# [Stated goal]
List every line of the material below that contains the string "业态融合与市场化运营", matching case exactly.

* * * * *

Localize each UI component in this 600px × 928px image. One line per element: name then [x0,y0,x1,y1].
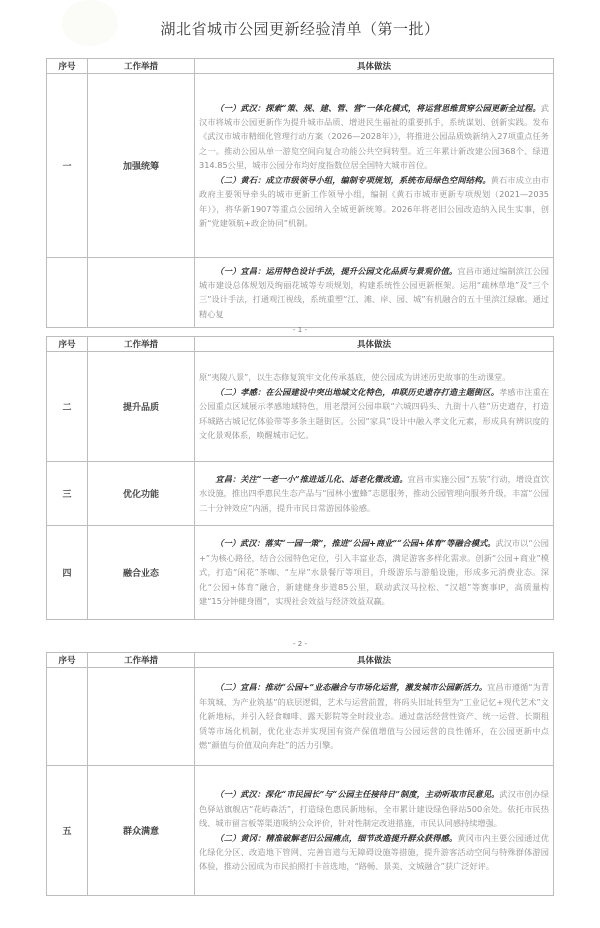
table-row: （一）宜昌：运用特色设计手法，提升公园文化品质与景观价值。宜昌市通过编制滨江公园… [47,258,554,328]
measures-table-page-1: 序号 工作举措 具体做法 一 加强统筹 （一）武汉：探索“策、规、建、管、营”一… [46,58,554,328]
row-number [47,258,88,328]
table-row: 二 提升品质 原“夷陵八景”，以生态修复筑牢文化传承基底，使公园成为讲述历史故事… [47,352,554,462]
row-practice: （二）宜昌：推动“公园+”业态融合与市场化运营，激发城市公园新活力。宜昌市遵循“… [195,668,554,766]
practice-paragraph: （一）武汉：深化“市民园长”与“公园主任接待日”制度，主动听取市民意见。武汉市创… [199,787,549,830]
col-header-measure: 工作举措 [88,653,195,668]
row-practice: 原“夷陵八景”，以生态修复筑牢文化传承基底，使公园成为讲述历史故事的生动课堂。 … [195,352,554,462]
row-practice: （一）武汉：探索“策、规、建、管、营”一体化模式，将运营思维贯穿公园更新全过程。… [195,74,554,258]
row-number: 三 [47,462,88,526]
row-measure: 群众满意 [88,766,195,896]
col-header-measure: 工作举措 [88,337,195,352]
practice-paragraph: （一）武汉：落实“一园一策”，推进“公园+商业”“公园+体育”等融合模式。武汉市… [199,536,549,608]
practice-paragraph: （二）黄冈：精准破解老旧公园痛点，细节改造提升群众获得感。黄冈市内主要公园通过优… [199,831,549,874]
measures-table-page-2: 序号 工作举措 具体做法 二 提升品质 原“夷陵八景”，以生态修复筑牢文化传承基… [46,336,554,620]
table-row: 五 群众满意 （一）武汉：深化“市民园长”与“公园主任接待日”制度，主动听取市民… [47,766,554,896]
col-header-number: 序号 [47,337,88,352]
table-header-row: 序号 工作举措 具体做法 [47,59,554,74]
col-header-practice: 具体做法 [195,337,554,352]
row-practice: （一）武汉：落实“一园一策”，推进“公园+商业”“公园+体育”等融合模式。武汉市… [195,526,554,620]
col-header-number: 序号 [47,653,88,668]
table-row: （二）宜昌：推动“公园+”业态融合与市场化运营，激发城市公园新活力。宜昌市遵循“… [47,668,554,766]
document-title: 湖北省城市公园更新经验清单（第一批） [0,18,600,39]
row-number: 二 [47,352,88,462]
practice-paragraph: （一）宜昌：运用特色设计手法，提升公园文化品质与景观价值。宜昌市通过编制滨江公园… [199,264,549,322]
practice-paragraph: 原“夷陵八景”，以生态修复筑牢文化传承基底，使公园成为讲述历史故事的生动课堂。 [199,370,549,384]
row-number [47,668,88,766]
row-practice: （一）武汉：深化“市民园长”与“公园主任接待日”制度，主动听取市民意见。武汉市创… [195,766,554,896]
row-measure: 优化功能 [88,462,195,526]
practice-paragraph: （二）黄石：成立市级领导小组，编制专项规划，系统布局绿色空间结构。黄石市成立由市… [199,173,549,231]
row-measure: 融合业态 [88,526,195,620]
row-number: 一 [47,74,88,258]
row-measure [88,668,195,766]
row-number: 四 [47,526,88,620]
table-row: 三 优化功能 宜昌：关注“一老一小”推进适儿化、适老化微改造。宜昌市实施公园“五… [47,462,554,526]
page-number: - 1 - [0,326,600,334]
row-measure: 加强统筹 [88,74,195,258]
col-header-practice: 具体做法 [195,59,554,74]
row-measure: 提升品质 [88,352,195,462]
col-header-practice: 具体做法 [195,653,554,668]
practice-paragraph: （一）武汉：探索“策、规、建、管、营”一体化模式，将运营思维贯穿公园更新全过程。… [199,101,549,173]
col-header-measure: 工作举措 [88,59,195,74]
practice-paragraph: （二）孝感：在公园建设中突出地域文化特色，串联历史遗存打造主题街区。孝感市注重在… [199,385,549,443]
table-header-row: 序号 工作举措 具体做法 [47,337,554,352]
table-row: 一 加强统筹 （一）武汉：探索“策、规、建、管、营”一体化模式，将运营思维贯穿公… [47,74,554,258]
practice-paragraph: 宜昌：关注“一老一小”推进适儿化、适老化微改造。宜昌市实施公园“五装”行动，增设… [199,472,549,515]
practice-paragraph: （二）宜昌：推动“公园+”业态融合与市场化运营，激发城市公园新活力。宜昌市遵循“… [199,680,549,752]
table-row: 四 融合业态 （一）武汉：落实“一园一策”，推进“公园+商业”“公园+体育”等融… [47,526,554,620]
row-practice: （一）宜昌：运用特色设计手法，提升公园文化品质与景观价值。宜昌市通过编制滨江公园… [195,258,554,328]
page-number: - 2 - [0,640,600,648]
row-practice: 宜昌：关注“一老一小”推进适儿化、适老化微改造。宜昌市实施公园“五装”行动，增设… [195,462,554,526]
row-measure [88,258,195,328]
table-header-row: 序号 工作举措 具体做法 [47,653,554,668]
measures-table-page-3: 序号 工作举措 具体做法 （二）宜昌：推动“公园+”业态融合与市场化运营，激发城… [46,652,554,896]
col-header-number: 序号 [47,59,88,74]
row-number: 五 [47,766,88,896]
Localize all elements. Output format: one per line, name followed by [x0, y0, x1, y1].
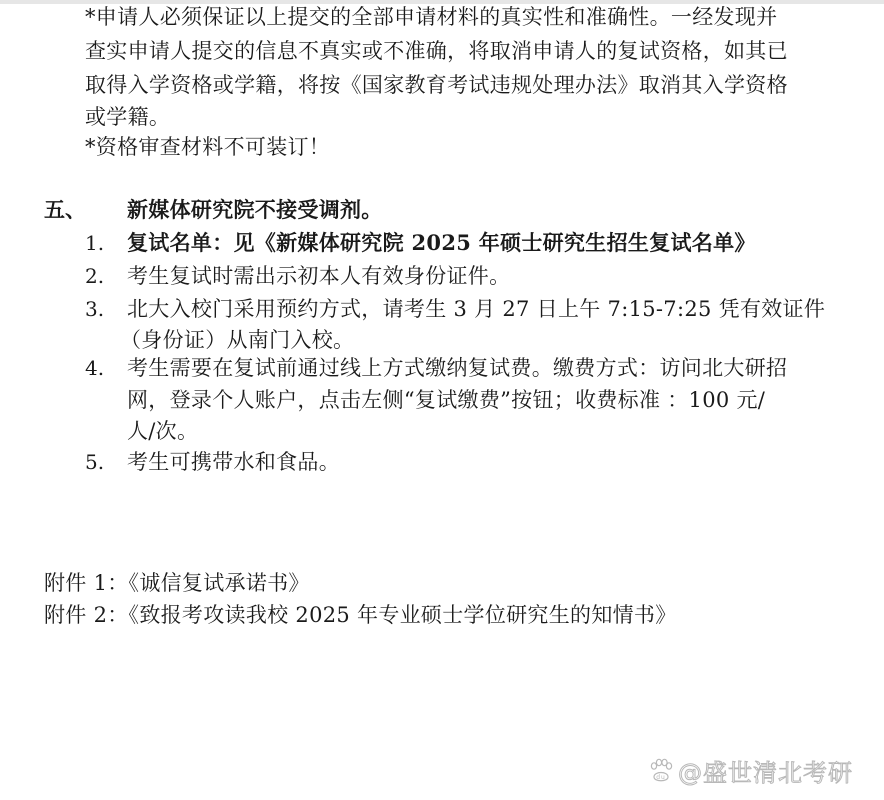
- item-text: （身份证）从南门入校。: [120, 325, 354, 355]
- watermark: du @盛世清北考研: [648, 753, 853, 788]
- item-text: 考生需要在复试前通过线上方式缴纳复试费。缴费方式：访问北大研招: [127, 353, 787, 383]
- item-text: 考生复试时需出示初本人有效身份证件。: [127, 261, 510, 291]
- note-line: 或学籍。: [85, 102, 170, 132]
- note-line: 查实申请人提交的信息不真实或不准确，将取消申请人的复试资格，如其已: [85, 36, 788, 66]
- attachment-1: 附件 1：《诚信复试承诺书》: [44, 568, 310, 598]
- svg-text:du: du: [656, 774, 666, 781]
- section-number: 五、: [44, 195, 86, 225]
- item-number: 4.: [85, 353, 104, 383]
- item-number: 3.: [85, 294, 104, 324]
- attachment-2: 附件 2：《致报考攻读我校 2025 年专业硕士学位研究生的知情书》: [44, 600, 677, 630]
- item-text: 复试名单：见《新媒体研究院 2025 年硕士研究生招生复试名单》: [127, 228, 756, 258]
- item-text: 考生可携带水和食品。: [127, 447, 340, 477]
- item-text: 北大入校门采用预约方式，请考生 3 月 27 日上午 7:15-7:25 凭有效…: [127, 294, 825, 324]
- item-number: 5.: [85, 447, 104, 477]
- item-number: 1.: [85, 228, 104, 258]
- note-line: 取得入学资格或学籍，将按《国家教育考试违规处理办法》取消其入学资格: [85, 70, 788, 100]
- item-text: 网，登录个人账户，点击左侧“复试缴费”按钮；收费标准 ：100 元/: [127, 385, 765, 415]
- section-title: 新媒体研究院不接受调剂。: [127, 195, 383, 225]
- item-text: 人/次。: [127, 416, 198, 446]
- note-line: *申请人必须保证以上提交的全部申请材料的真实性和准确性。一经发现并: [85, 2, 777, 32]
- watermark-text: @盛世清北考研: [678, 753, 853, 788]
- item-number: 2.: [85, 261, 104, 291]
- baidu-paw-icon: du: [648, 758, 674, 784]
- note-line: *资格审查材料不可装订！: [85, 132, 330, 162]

* * * * *

# [Solution]
row-practice: （二）宜昌：推动“公园+”业态融合与市场化运营，激发城市公园新活力。宜昌市遵循“… [195,668,554,766]
table-row: （二）宜昌：推动“公园+”业态融合与市场化运营，激发城市公园新活力。宜昌市遵循“… [47,668,554,766]
practice-paragraph: （二）宜昌：推动“公园+”业态融合与市场化运营，激发城市公园新活力。宜昌市遵循“… [199,680,549,752]
measures-table-page-3: 序号 工作举措 具体做法 （二）宜昌：推动“公园+”业态融合与市场化运营，激发城… [46,652,554,896]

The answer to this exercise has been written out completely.